EXCERPT>
-*-

NOTE: before loading a flat file into Excel please make sure the formatting in the sheet is set to text. Otherwise you may end up with some truncated or otherwise changed data.
Highlight all data –> right click format –> text
Here is the data loaded into a CSV file.
Now we are going to craft a SQL insert statement using the Excel concatenation function. Open MS Excel and choose a blank workbook. Here is one way to import the CSV file we just created:
Choose your file and click Import. Excel O365 will automatically format it as a table. It does not matter if you just pasted the text of the CSV file into the spreadsheet.
Highlight the column after the last as General. This is important as the statement will not work right as text – it will literally just be the text you have in the cell instead of the results of a formula.
Here is the command to type into Excel:
1 |
=CONCATENATE("INSERT INTO [dbo].[Address_NC] ([AddressLine1],[AddressLine2],[City],[StateProvinceID],[PostalCode],[rowguid],[ModifiedDate]) VALUES ('",[@Column2],"','",[@Column3],"','",[@Column4],"',",[@Column5],",'",[@Column6],"', NEWID(), getdate())") |
NOTE: for this demo I am skipping the SpatialLocation column because the strange data type takes away from the example. Since it is a nullable column I can safely do this.

-*-

RECORDS PROVIDED>

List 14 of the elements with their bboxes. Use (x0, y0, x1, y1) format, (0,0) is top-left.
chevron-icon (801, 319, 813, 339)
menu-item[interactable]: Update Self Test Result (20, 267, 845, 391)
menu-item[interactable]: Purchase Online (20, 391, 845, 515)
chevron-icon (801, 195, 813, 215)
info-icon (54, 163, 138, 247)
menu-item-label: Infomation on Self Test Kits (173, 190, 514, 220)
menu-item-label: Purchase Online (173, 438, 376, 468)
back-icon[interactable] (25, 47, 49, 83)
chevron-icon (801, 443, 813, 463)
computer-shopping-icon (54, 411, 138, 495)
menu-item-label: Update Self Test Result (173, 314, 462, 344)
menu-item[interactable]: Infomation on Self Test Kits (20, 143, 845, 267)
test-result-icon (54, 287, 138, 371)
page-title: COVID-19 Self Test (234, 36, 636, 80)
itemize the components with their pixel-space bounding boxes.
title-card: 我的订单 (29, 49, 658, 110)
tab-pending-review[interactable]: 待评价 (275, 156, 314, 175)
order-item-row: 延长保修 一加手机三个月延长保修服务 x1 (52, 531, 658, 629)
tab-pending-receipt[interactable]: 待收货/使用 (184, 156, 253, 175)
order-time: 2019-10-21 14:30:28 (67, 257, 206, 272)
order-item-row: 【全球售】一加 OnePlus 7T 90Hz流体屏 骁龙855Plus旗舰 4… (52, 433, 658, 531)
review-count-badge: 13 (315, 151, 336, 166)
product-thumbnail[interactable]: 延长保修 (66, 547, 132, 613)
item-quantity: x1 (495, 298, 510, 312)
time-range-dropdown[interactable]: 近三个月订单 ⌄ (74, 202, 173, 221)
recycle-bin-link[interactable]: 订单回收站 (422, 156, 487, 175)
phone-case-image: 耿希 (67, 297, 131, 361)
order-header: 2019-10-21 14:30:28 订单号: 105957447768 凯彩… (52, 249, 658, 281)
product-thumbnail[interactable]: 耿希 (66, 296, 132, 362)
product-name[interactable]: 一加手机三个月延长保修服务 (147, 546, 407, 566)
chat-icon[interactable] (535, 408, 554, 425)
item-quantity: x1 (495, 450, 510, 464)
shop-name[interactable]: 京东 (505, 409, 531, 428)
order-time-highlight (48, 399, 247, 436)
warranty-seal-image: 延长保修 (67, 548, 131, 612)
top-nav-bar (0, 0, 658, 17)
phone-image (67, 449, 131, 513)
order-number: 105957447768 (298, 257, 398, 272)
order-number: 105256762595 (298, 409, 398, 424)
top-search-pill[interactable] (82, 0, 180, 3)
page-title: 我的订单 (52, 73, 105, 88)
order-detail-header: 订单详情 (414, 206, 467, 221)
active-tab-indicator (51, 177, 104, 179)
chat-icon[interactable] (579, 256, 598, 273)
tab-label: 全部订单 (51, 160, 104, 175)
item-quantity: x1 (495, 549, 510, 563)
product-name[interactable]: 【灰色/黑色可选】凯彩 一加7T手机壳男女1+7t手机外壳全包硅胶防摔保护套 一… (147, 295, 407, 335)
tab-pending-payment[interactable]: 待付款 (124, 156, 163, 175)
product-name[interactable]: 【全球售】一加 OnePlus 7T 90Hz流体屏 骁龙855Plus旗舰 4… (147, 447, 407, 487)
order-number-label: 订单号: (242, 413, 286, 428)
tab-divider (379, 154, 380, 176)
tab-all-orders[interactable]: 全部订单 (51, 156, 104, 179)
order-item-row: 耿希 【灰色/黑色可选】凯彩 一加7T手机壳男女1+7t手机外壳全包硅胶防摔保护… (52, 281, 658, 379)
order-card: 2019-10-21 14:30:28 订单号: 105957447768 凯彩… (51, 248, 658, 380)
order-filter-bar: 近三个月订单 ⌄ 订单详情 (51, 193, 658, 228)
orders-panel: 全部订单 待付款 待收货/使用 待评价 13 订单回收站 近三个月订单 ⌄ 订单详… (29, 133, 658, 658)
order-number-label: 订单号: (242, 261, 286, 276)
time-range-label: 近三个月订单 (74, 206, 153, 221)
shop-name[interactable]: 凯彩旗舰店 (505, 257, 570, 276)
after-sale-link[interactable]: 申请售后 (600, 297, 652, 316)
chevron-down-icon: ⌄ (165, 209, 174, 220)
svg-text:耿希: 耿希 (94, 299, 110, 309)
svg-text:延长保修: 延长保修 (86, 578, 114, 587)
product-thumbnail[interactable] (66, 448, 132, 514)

-*-

WHAT THIS EXERCISE ASKS>
**A.** List every column name inside the parentheses that follow [dbo].[Address_NC] in the INSERT statement of the excerpt on building SQL inserts in Excel.
**B.** Duplicate the passage from the excerpt on building SQL inserts in Excel that starts at "NOTE: before loading" and ends at "a CSV file.".
**C.** Pick up the excerpt on building SQL inserts in Excel after its final sentence and keep writing.

OUTPUTS IN ORDER>
**A.** AddressLine1, AddressLine2, City, StateProvinceID, PostalCode, rowguid, ModifiedDate

**B.**
NOTE: before loading a flat file into Excel please make sure the formatting in the sheet is set to text. Otherwise you may end up with some truncated or otherwise changed data.
Highlight all data –> right click format –> text
Here is the data loaded into a CSV file.

**C.**
This is just a simple demo to understand the technique. You could mock up dummy data or load other data sets into SQL Server this way. Let’s run these newly crafted INSERT statements.
1 2 3 4 5 6 7 8 |
INSERT INTO [dbo].[Address_NC] ([AddressLine1],[AddressLine2],[City],[StateProvinceID],[PostalCode],[rowguid],[ModifiedDate]) VALUES ('Po Box 2257','NULL','Greensboro',42,'27412', NEWID(), getdate()) INSERT INTO [dbo].[Address_NC] ([AddressLine1],[AddressLine2],[City],[StateProvinceID],[PostalCode],[rowguid],[ModifiedDate]) VALUES ('3990 Silas Creek Parkway','NULL','Winston-Salem',42,'27104', NEWID(), getdate()) INSERT INTO [dbo].[Address_NC] ([AddressLine1],[AddressLine2],[City],[StateProvinceID],[PostalCode],[rowguid],[ModifiedDate]) VALUES ('956k North Wesleyan Blvd.','NULL','Rocky Mount',42,'27803', NEWID(), getdate()) INSERT INTO [dbo].[Address_NC] ([AddressLine1],[AddressLine2],[City],[StateProvinceID],[PostalCode],[rowguid],[ModifiedDate]) VALUES ('Factory Stores Of America','NULL','Smithfield',42,'27577', NEWID(), getdate()) INSERT INTO [dbo].[Address_NC] ([AddressLine1],[AddressLine2],[City],[StateProvinceID],[PostalCode],[rowguid],[ModifiedDate]) VALUES ('7700 Green Road','NULL','Raleigh',42,'27603', NEWID(), getdate()) INSERT INTO [dbo].[Address_NC] ([AddressLine1],[AddressLine2],[City],[StateProvinceID],[PostalCode],[rowguid],[ModifiedDate]) VALUES ('6333 Cloverleaf Parkway','NULL','Kannapolis',42,'28081', NEWID(), getdate()) INSERT INTO [dbo].[Address_NC] ([AddressLine1],[AddressLine2],[City],[StateProvinceID],[PostalCode],[rowguid],[ModifiedDate]) VALUES ('8520 University City Blvd','NULL','Charlotte',42,'28202', NEWID(), getdate()) INSERT INTO [dbo].[Address_NC] ([AddressLine1],[AddressLine2],[City],[StateProvinceID],[PostalCode],[rowguid],[ModifiedDate]) VALUES ('3605 Sinclair Ave.','NULL','Charlotte',42,'28202', NEWID(), getdate()) |
Here are the newly inserted rows:
Tab Delimited Flat File
The same technique applied above works here too. The only difference is the creating and loading of the file.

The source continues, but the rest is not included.